• _Task statement_: Copy the data exactly as it appears, and do not include any pictures.

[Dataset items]
● ● ●

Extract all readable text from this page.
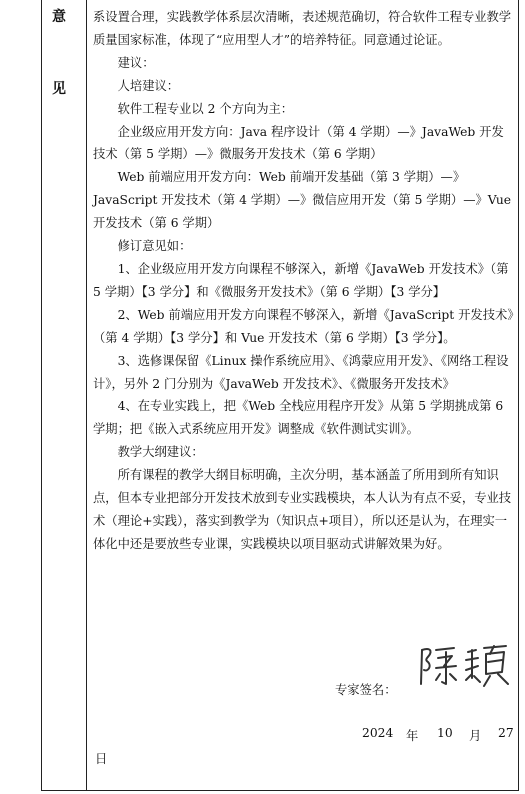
意
见

系设置合理，实践教学体系层次清晰，表述规范确切，符合软件工程专业教学质量国家标准，体现了“应用型人才”的培养特征。同意通过论证。

　　建议：

　　人培建议：

　　软件工程专业以 2 个方向为主：

　　企业级应用开发方向：Java 程序设计（第 4 学期）—》JavaWeb 开发技术（第 5 学期）—》微服务开发技术（第 6 学期）

　　Web 前端应用开发方向：Web 前端开发基础（第 3 学期）—》JavaScript 开发技术（第 4 学期）—》微信应用开发（第 5 学期）—》Vue 开发技术（第 6 学期）

　　修订意见如：

　　1、企业级应用开发方向课程不够深入，新增《JavaWeb 开发技术》（第 5 学期）【3 学分】和《微服务开发技术》（第 6 学期）【3 学分】

　　2、Web 前端应用开发方向课程不够深入，新增《JavaScript 开发技术》（第 4 学期）【3 学分】和 Vue 开发技术（第 6 学期）【3 学分】。

　　3、选修课保留《Linux 操作系统应用》、《鸿蒙应用开发》、《网络工程设计》，另外 2 门分别为《JavaWeb 开发技术》、《微服务开发技术》

　　4、在专业实践上，把《Web 全栈应用程序开发》从第 5 学期挑成第 6 学期；把《嵌入式系统应用开发》调整成《软件测试实训》。

　　教学大纲建议：

　　所有课程的教学大纲目标明确，主次分明，基本涵盖了所用到所有知识点，但本专业把部分开发技术放到专业实践模块，本人认为有点不妥，专业技术（理论+实践），落实到教学为（知识点+项目），所以还是认为，在理实一体化中还是要放些专业课，实践模块以项目驱动式讲解效果为好。

专家签名：
2024 年 10 月 27
日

● ● ●

• _Reply to the exercise_:
Extract all readable text from this page.
意
见

系设置合理，实践教学体系层次清晰，表述规范确切，符合软件工程专业教学质量国家标准，体现了“应用型人才”的培养特征。同意通过论证。

　　建议：

　　人培建议：

　　软件工程专业以 2 个方向为主：

　　企业级应用开发方向：Java 程序设计（第 4 学期）—》JavaWeb 开发技术（第 5 学期）—》微服务开发技术（第 6 学期）

　　Web 前端应用开发方向：Web 前端开发基础（第 3 学期）—》JavaScript 开发技术（第 4 学期）—》微信应用开发（第 5 学期）—》Vue 开发技术（第 6 学期）

　　修订意见如：

　　1、企业级应用开发方向课程不够深入，新增《JavaWeb 开发技术》（第 5 学期）【3 学分】和《微服务开发技术》（第 6 学期）【3 学分】

　　2、Web 前端应用开发方向课程不够深入，新增《JavaScript 开发技术》（第 4 学期）【3 学分】和 Vue 开发技术（第 6 学期）【3 学分】。

　　3、选修课保留《Linux 操作系统应用》、《鸿蒙应用开发》、《网络工程设计》，另外 2 门分别为《JavaWeb 开发技术》、《微服务开发技术》

　　4、在专业实践上，把《Web 全栈应用程序开发》从第 5 学期挑成第 6 学期；把《嵌入式系统应用开发》调整成《软件测试实训》。

　　教学大纲建议：

　　所有课程的教学大纲目标明确，主次分明，基本涵盖了所用到所有知识点，但本专业把部分开发技术放到专业实践模块，本人认为有点不妥，专业技术（理论+实践），落实到教学为（知识点+项目），所以还是认为，在理实一体化中还是要放些专业课，实践模块以项目驱动式讲解效果为好。

专家签名：
2024 年 10 月 27
日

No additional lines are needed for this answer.